### The task
In the material below, find each line holding the string "from" and copy it.

### Material shown
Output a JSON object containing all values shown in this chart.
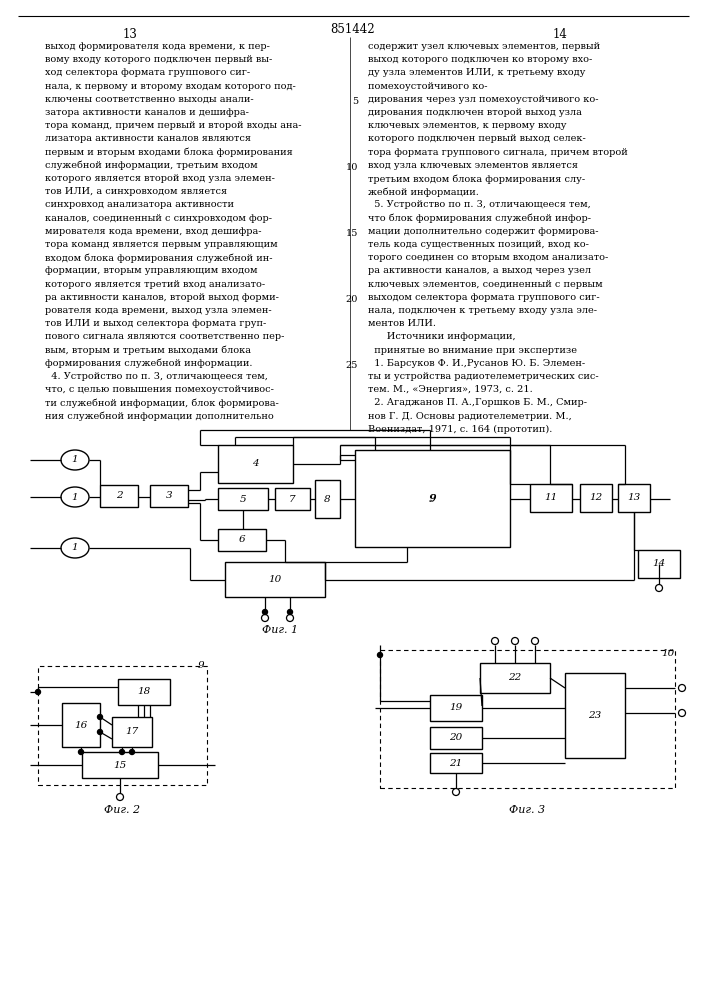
{
  "title_num": "851442",
  "page_left": "13",
  "page_right": "14",
  "fig1_caption": "Фиг. 1",
  "fig2_caption": "Фиг. 2",
  "fig3_caption": "Фиг. 3",
  "bg_color": "#ffffff",
  "left_text": "выход формирователя кода времени, к пер-\nвому входу которого подключен первый вы-\nход селектора формата группового сиг-\nнала, к первому и второму входам которого под-\nключены соответственно выходы анали-\nзатора активности каналов и дешифра-\nтора команд, причем первый и второй входы ана-\nлизатора активности каналов являются\nпервым и вторым входами блока формирования\nслужебной информации, третьим входом\nкоторого является второй вход узла элемен-\nтов ИЛИ, а синхровходом является\nсинхровход анализатора активности\nканалов, соединенный с синхровходом фор-\nмирователя кода времени, вход дешифра-\nтора команд является первым управляющим\nвходом блока формирования служебной ин-\nформации, вторым управляющим входом\nкоторого является третий вход анализато-\nра активности каналов, второй выход форми-\nрователя кода времени, выход узла элемен-\nтов ИЛИ и выход селектора формата груп-\nпового сигнала являются соответственно пер-\nвым, вторым и третьим выходами блока\nформирования служебной информации.\n  4. Устройство по п. 3, отличающееся тем,\nчто, с целью повышения помехоустойчивос-\nти служебной информации, блок формирова-\nния служебной информации дополнительно",
  "right_text": "содержит узел ключевых элементов, первый\nвыход которого подключен ко второму вхо-\nду узла элементов ИЛИ, к третьему входу\nпомехоустойчивого ко-\nдирования через узл помехоустойчивого ко-\nдирования подключен второй выход узла\nключевых элементов, к первому входу\nкоторого подключен первый выход селек-\nтора формата группового сигнала, причем второй\nвход узла ключевых элементов является\nтретьим входом блока формирования слу-\nжебной информации.\n  5. Устройство по п. 3, отличающееся тем,\nчто блок формирования служебной инфор-\nмации дополнительно содержит формирова-\nтель кода существенных позиций, вход ко-\nторого соединен со вторым входом анализато-\nра активности каналов, а выход через узел\nключевых элементов, соединенный с первым\nвыходом селектора формата группового сиг-\nнала, подключен к третьему входу узла эле-\nментов ИЛИ.\n      Источники информации,\n  принятые во внимание при экспертизе\n  1. Барсуков Ф. И.,Русанов Ю. Б. Элемен-\nты и устройства радиотелеметрических сис-\nтем. М., «Энергия», 1973, с. 21.\n  2. Агаджанов П. А.,Горшков Б. М., Смир-\nнов Г. Д. Основы радиотелеметрии. М.,\nВоениздат, 1971, с. 164 (прототип)."
}
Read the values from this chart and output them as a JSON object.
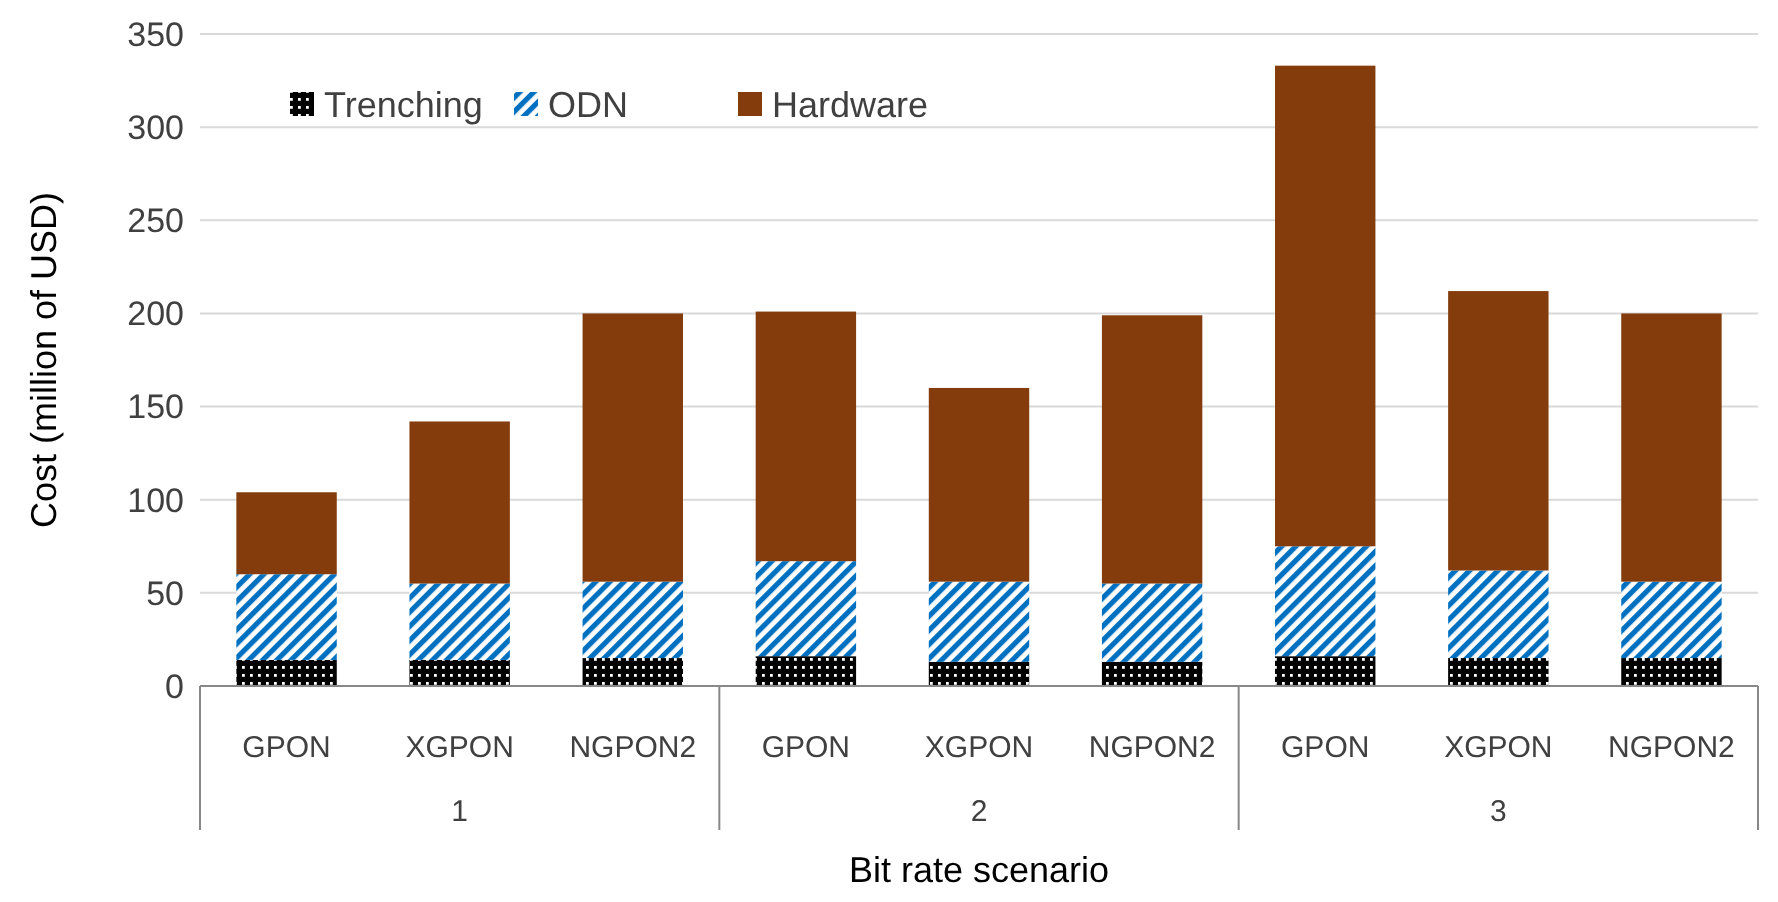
{
  "chart_data": {
    "type": "bar",
    "stacked": true,
    "xlabel": "Bit rate scenario",
    "ylabel": "Cost (million of USD)",
    "categories": [
      "GPON",
      "XGPON",
      "NGPON2",
      "GPON",
      "XGPON",
      "NGPON2",
      "GPON",
      "XGPON",
      "NGPON2"
    ],
    "annotations": [
      "1",
      "2",
      "3"
    ],
    "series": [
      {
        "name": "Trenching",
        "color": "#000000",
        "values": [
          14,
          14,
          15,
          16,
          13,
          13,
          16,
          15,
          15
        ]
      },
      {
        "name": "ODN",
        "color": "#0070c0",
        "values": [
          46,
          41,
          41,
          51,
          43,
          42,
          59,
          47,
          41
        ]
      },
      {
        "name": "Hardware",
        "color": "#843c0c",
        "values": [
          44,
          87,
          144,
          134,
          104,
          144,
          258,
          150,
          144
        ]
      }
    ],
    "ylim": [
      0,
      350
    ],
    "yticks": [
      0,
      50,
      100,
      150,
      200,
      250,
      300,
      350
    ],
    "grid": "y",
    "legend": "top left"
  }
}
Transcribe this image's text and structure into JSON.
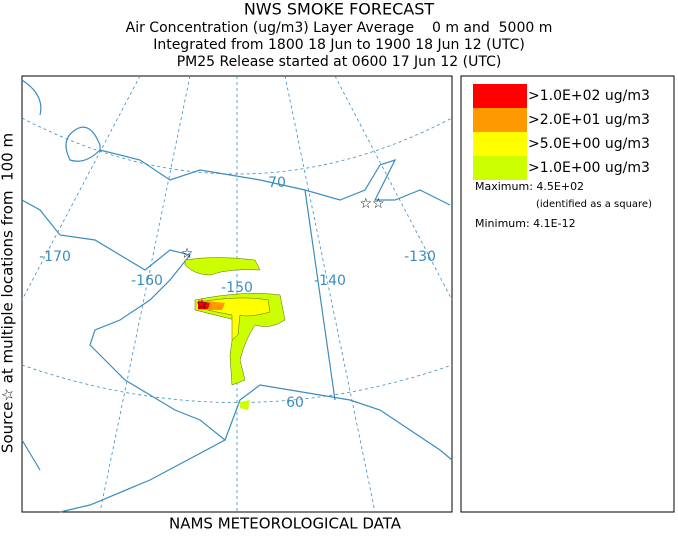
{
  "header": {
    "title": "NWS SMOKE FORECAST",
    "lines": [
      "Air Concentration (ug/m3) Layer Average    0 m and  5000 m",
      "Integrated from 1800 18 Jun to 1900 18 Jun 12 (UTC)",
      "PM25 Release started at 0600 17 Jun 12 (UTC)"
    ]
  },
  "side_label": "Source☆ at multiple locations from  100 m",
  "map": {
    "longitude_labels": [
      "-170",
      "-160",
      "-150",
      "-140",
      "-130"
    ],
    "latitude_labels": [
      "70",
      "60"
    ]
  },
  "legend": {
    "items": [
      {
        "label": ">1.0E+02 ug/m3",
        "color": "#ff0000"
      },
      {
        "label": ">2.0E+01 ug/m3",
        "color": "#ff9900"
      },
      {
        "label": ">5.0E+00 ug/m3",
        "color": "#ffff00"
      },
      {
        "label": ">1.0E+00 ug/m3",
        "color": "#ccff00"
      }
    ],
    "maximum": "Maximum: 4.5E+02",
    "maximum_note": "(identified as a square)",
    "minimum": "Minimum: 4.1E-12"
  },
  "footer": "NAMS METEOROLOGICAL DATA"
}
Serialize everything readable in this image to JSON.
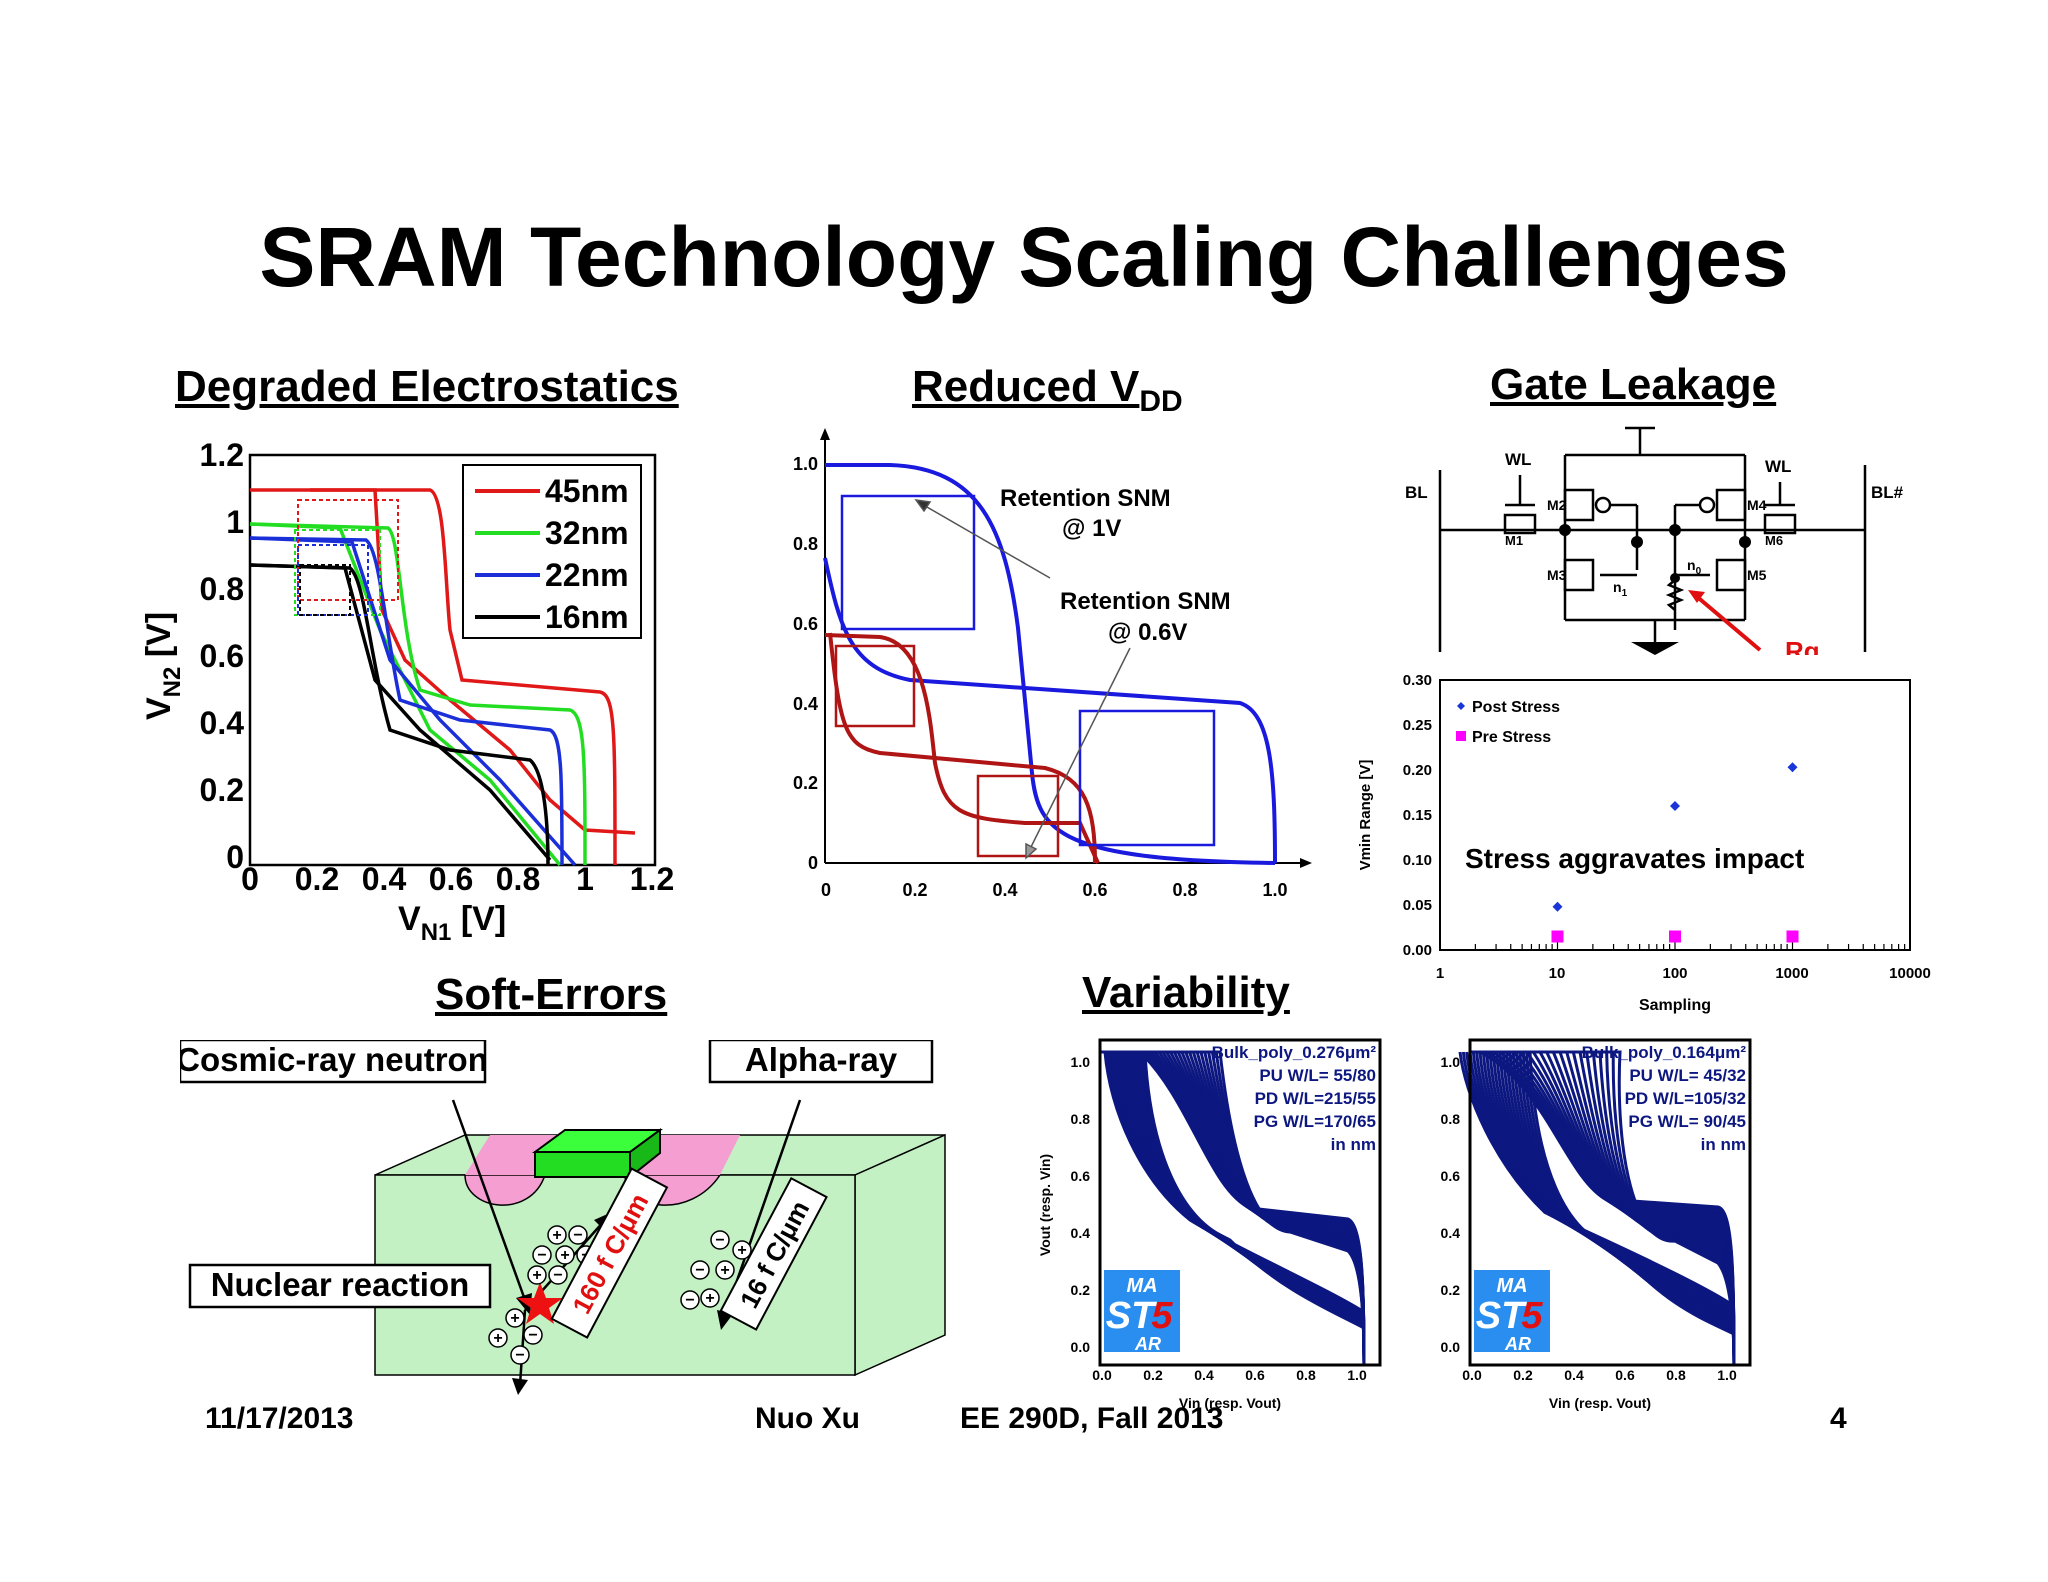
{
  "slide": {
    "title": "SRAM Technology Scaling Challenges",
    "footer": {
      "date": "11/17/2013",
      "author": "Nuo Xu",
      "course": "EE 290D, Fall 2013",
      "page": "4"
    }
  },
  "sections": {
    "electrostatics": {
      "heading": "Degraded Electrostatics"
    },
    "vdd": {
      "heading_main": "Reduced V",
      "heading_sub": "DD"
    },
    "leakage": {
      "heading": "Gate Leakage"
    },
    "softerrors": {
      "heading": "Soft-Errors"
    },
    "variability": {
      "heading": "Variability"
    }
  },
  "butterfly_chart": {
    "ylabel_main": "V",
    "ylabel_sub": "N2",
    "ylabel_unit": " [V]",
    "xlabel_main": "V",
    "xlabel_sub": "N1",
    "xlabel_unit": " [V]",
    "ticks": [
      "0",
      "0.2",
      "0.4",
      "0.6",
      "0.8",
      "1",
      "1.2"
    ],
    "legend": [
      "45nm",
      "32nm",
      "22nm",
      "16nm"
    ],
    "colors": [
      "#e01818",
      "#22dd22",
      "#1b2fd8",
      "#000000"
    ]
  },
  "snm_chart": {
    "ticks_y": [
      "1.0",
      "0.8",
      "0.6",
      "0.4",
      "0.2",
      "0"
    ],
    "ticks_x": [
      "0",
      "0.2",
      "0.4",
      "0.6",
      "0.8",
      "1.0"
    ],
    "annotation_1v": [
      "Retention SNM",
      "@ 1V"
    ],
    "annotation_06v": [
      "Retention SNM",
      "@ 0.6V"
    ],
    "colors": {
      "blue": "#1a1adf",
      "red": "#b01515"
    }
  },
  "circuit": {
    "labels": {
      "bl": "BL",
      "blb": "BL#",
      "wl": "WL",
      "m1": "M1",
      "m2": "M2",
      "m3": "M3",
      "m4": "M4",
      "m5": "M5",
      "m6": "M6",
      "n1": "n",
      "n1_sub": "1",
      "n0": "n",
      "n0_sub": "0",
      "rg": "Rg"
    }
  },
  "leakage_chart": {
    "ylabel": "Vmin Range [V]",
    "xlabel": "Sampling",
    "yticks": [
      "0.30",
      "0.25",
      "0.20",
      "0.15",
      "0.10",
      "0.05",
      "0.00"
    ],
    "xticks": [
      "1",
      "10",
      "100",
      "1000",
      "10000"
    ],
    "legend": [
      "Post Stress",
      "Pre Stress"
    ],
    "annotation": "Stress aggravates impact",
    "post_stress": [
      {
        "x": 10,
        "y": 0.048
      },
      {
        "x": 100,
        "y": 0.16
      },
      {
        "x": 1000,
        "y": 0.203
      }
    ],
    "pre_stress": [
      {
        "x": 10,
        "y": 0.015
      },
      {
        "x": 100,
        "y": 0.015
      },
      {
        "x": 1000,
        "y": 0.015
      }
    ],
    "colors": {
      "post": "#1a35d8",
      "pre": "#ff00ff"
    }
  },
  "soft_errors": {
    "cosmic": "Cosmic-ray neutron",
    "alpha": "Alpha-ray",
    "nuclear": "Nuclear reaction",
    "charge_160": "160 f C/μm",
    "charge_16": "16 f  C/μm"
  },
  "variability_charts": [
    {
      "label": "Bulk_poly_0.276μm²",
      "lines": [
        "PU W/L=  55/80",
        "PD W/L=215/55",
        "PG W/L=170/65",
        "in nm"
      ]
    },
    {
      "label": "Bulk_poly_0.164μm²",
      "lines": [
        "PU W/L=  45/32",
        "PD W/L=105/32",
        "PG W/L= 90/45",
        "in nm"
      ]
    }
  ],
  "variability_common": {
    "ylabel": "Vout (resp. Vin)",
    "xlabel": "Vin (resp. Vout)",
    "ticks_y": [
      "1.0",
      "0.8",
      "0.6",
      "0.4",
      "0.2",
      "0.0"
    ],
    "ticks_x": [
      "0.0",
      "0.2",
      "0.4",
      "0.6",
      "0.8",
      "1.0"
    ],
    "logo_top": "MA",
    "logo_mid": "ST",
    "logo_num": "5",
    "logo_bot": "AR",
    "color": "#0d1780"
  }
}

### The answer
Read the values from this chart and output them as a JSON object.
      "Integrated from 1800 18 Jun to 1900 18 Jun 12 (UTC)",
  "side_label": "Source☆ at multiple locations from  100 m",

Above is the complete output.